Dataset entries
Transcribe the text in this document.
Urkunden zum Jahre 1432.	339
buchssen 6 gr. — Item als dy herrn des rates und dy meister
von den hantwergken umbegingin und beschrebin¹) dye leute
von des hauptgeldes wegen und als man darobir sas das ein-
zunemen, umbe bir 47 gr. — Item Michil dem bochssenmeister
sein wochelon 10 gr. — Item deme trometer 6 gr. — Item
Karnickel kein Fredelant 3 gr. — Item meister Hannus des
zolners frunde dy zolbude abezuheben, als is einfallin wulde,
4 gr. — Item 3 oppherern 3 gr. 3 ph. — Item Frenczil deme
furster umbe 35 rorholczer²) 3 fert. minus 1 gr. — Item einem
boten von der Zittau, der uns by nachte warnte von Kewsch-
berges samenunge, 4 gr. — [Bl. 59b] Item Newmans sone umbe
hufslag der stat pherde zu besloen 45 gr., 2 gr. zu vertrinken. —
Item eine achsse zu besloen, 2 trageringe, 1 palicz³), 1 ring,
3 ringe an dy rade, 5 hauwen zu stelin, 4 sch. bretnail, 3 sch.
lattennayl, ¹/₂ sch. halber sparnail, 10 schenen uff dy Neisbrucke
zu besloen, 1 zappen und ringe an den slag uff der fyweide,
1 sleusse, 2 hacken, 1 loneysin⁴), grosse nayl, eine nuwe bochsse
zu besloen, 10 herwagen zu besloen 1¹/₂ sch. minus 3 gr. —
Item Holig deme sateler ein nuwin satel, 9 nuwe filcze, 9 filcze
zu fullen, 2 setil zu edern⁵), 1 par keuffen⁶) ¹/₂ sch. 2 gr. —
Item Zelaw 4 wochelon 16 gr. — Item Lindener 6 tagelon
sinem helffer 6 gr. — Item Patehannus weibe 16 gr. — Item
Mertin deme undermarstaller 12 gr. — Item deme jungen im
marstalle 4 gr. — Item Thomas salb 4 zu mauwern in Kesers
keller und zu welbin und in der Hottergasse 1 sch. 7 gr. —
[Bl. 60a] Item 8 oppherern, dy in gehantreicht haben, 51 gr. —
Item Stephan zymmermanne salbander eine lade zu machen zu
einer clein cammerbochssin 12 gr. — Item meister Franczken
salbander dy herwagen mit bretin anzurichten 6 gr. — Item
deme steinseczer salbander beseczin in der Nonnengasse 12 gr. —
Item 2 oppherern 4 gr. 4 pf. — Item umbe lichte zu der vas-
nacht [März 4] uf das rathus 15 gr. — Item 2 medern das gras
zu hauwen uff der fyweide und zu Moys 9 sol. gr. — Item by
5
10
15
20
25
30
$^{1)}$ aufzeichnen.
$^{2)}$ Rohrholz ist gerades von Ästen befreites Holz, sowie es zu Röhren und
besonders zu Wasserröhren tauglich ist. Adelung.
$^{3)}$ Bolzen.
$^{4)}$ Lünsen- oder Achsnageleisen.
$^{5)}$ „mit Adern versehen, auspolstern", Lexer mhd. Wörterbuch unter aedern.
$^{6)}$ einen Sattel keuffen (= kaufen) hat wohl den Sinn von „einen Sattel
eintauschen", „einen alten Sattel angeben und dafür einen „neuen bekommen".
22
--
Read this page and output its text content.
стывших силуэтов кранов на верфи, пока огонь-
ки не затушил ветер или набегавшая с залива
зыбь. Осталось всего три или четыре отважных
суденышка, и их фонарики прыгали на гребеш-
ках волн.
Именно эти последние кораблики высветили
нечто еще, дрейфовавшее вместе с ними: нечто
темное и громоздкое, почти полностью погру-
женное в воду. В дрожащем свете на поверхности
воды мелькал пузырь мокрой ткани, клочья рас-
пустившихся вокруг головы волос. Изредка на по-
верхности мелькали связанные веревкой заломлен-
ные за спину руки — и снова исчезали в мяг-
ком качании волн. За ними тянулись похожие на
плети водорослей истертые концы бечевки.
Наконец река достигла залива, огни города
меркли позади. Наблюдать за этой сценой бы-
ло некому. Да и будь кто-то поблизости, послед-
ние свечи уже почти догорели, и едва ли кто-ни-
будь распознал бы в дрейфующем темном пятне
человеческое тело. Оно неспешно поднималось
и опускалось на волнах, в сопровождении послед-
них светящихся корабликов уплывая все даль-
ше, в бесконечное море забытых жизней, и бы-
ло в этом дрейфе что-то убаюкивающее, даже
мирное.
* * *
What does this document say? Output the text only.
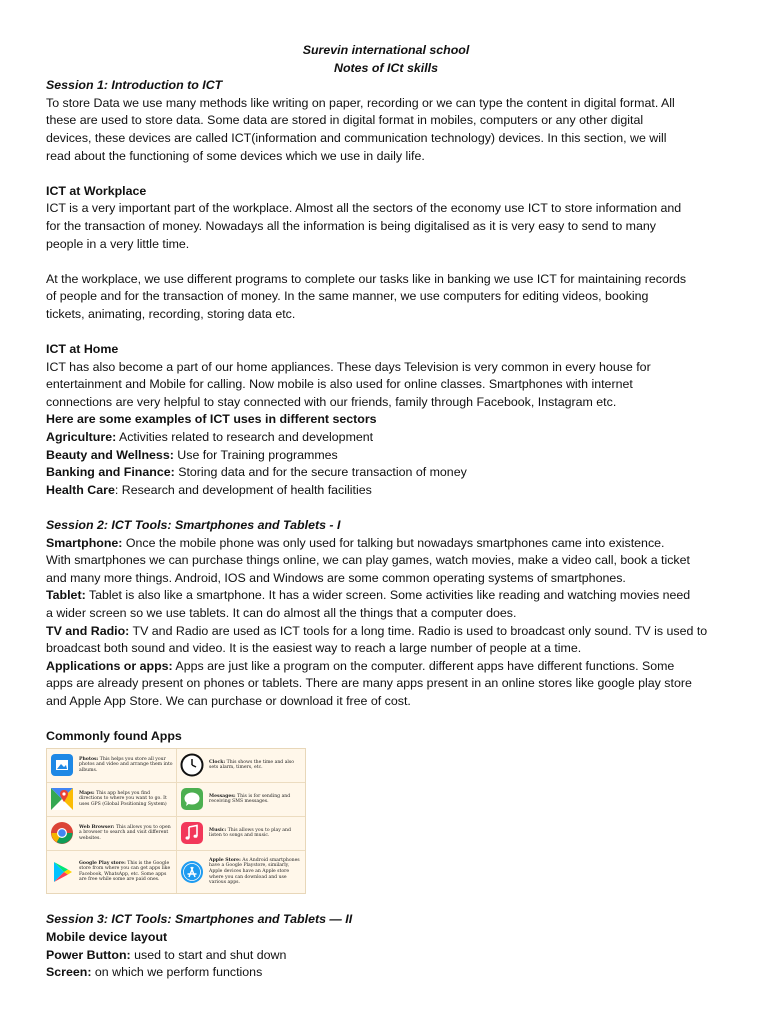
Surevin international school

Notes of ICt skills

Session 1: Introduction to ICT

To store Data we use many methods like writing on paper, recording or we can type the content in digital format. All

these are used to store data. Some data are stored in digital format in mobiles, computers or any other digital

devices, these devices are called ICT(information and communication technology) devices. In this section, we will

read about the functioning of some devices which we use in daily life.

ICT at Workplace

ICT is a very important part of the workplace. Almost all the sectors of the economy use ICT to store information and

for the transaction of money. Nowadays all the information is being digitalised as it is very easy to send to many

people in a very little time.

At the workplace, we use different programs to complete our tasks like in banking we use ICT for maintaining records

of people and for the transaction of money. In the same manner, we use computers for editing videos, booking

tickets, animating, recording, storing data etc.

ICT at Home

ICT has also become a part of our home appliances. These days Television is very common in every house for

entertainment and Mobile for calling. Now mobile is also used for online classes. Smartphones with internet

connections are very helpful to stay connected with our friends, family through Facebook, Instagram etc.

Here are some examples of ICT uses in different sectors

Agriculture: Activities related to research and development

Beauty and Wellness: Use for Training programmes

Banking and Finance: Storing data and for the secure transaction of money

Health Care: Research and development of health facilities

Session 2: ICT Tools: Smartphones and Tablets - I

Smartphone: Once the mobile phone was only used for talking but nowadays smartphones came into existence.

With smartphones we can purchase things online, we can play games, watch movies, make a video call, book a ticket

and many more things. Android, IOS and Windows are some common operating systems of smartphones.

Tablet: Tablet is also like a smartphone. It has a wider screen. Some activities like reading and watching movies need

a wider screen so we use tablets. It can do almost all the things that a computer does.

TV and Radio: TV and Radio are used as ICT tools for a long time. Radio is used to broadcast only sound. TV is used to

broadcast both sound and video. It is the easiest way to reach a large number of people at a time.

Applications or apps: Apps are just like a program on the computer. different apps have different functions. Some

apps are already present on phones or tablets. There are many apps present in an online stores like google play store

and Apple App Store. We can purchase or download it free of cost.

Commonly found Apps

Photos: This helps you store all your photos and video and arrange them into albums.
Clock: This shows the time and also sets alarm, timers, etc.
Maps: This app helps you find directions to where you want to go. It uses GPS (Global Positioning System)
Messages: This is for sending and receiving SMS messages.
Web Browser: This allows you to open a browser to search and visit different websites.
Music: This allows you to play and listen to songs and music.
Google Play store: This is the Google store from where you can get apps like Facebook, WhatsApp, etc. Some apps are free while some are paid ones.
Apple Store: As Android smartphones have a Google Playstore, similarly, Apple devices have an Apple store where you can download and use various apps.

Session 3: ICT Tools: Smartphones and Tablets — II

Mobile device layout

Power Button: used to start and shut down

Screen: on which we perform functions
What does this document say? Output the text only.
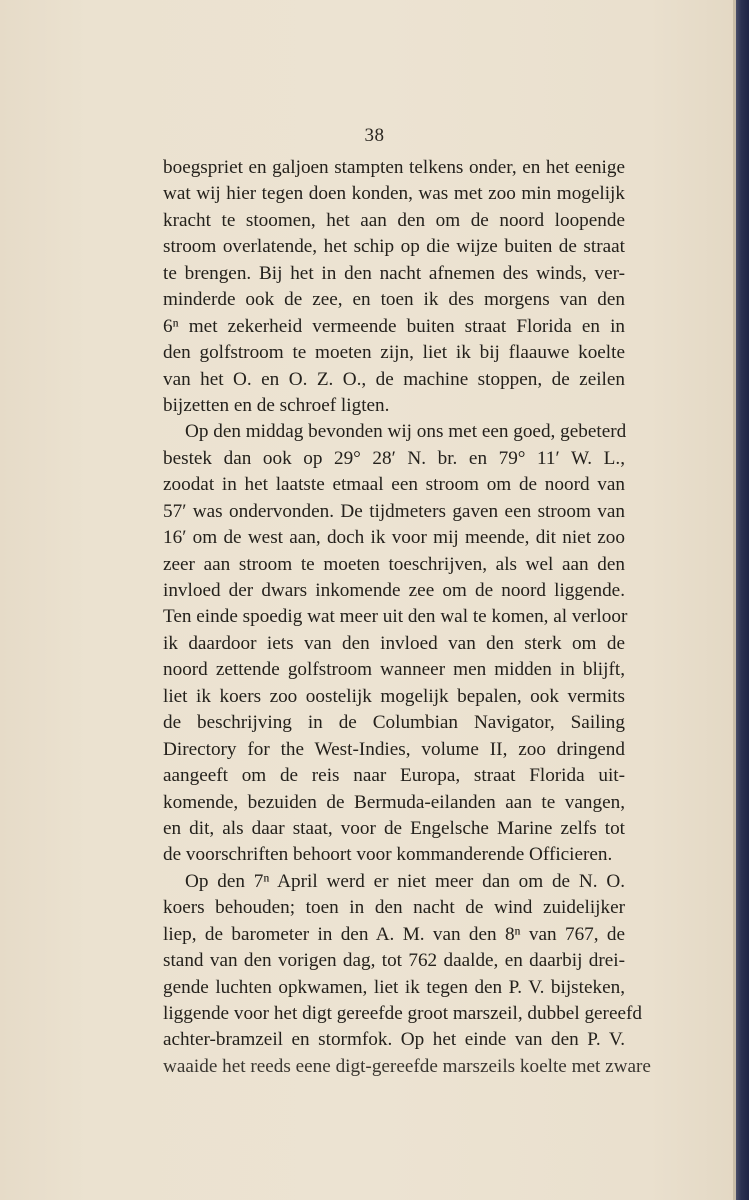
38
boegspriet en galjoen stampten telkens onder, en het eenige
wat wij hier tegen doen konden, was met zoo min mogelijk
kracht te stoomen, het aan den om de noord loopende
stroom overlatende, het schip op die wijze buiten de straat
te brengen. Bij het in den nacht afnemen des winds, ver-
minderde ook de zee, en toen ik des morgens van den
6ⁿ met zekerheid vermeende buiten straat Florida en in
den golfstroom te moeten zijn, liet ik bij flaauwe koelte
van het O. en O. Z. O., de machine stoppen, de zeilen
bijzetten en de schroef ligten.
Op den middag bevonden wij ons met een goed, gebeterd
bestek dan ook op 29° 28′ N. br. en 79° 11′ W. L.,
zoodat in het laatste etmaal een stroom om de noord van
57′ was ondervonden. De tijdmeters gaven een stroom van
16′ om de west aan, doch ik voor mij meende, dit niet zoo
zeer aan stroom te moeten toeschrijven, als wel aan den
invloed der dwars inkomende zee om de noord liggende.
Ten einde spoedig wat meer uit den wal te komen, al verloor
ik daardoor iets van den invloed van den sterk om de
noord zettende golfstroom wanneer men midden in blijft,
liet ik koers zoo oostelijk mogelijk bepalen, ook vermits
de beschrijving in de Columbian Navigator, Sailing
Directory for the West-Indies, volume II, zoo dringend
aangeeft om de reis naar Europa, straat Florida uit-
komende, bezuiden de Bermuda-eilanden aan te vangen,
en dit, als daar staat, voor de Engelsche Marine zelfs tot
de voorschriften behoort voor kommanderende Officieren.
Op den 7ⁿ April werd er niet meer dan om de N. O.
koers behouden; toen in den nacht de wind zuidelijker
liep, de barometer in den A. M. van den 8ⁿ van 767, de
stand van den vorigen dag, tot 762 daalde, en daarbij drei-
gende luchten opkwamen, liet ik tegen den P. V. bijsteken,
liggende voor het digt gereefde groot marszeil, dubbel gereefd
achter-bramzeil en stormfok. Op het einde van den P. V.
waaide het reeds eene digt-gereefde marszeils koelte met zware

Exercise => Read through the lines above and collect those that contain the string "mogelijk".

Answer in full =>
wat wij hier tegen doen konden, was met zoo min mogelijk
liet ik koers zoo oostelijk mogelijk bepalen, ook vermits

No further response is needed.